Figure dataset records

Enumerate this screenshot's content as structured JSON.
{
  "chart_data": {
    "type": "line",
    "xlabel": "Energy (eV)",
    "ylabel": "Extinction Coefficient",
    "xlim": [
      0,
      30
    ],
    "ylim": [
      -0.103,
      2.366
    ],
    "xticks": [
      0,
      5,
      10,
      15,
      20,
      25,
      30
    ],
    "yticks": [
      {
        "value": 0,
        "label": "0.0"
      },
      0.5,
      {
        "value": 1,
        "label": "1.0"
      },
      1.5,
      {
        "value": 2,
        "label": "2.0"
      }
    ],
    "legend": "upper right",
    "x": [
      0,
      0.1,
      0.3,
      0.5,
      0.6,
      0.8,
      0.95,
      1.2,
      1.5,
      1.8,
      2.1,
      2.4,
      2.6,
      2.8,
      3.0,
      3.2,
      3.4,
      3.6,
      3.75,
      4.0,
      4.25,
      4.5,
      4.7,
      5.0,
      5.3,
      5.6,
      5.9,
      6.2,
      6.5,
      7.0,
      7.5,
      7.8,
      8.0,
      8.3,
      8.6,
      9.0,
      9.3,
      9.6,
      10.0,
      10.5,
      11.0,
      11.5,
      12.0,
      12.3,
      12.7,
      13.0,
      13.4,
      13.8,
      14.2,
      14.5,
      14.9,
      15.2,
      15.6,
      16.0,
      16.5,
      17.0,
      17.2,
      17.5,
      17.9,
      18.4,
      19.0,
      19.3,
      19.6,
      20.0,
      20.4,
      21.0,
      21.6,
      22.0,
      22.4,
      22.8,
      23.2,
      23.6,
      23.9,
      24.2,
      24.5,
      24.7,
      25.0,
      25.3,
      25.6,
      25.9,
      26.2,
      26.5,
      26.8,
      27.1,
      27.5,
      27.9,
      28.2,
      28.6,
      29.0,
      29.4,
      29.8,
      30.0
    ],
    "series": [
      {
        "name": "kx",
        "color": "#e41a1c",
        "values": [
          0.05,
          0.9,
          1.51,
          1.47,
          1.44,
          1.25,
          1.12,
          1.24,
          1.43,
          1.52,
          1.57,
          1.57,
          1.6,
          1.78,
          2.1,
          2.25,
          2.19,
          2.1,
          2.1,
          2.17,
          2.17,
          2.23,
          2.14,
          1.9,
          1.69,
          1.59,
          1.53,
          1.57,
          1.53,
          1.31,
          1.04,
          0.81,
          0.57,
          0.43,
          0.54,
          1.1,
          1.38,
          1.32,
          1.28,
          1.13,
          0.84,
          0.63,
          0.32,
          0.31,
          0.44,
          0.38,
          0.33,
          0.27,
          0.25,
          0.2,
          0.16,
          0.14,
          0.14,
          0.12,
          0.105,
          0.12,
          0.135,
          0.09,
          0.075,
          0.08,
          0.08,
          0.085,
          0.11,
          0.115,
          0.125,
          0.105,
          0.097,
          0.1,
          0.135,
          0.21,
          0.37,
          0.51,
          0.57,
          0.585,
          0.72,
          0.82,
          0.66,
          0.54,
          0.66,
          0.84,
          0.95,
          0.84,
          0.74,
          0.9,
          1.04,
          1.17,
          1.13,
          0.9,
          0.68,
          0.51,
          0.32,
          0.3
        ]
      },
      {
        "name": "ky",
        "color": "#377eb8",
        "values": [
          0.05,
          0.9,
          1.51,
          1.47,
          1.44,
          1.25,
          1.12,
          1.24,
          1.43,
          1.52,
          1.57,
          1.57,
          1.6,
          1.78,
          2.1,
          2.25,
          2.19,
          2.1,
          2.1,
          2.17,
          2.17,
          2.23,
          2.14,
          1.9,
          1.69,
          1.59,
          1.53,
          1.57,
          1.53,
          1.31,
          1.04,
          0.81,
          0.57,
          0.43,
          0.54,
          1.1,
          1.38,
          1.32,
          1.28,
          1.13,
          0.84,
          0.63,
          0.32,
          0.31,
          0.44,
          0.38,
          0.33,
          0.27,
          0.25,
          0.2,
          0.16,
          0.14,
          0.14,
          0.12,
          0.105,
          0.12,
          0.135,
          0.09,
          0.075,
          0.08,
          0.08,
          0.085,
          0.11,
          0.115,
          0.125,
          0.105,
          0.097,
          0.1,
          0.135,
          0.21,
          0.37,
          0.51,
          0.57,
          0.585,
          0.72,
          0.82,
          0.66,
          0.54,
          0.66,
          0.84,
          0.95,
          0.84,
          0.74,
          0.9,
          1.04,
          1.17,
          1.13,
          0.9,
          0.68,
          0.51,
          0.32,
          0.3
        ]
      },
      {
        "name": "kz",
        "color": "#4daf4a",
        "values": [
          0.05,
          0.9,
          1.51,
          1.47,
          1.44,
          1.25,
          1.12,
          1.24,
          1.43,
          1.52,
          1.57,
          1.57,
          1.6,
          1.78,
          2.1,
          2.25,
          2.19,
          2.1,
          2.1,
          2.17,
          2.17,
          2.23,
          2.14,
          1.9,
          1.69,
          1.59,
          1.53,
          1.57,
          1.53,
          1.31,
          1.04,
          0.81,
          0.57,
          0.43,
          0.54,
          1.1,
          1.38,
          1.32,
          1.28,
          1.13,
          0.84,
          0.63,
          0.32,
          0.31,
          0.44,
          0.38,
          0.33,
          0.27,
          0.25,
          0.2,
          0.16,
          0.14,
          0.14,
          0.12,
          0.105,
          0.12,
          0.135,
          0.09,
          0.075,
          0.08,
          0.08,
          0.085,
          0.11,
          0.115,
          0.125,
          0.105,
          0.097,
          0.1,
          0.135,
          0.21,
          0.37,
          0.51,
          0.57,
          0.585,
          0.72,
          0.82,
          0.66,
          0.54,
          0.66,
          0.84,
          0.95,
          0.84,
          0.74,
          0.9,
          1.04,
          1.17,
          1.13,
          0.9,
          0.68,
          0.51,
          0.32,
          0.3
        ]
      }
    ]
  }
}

__EXERCISE DETAILS__:
Among the records above, find each line holding the string "color" and pull it out.

__TASK OUTPUT__:
        "color": "#e41a1c",
        "color": "#377eb8",
        "color": "#4daf4a",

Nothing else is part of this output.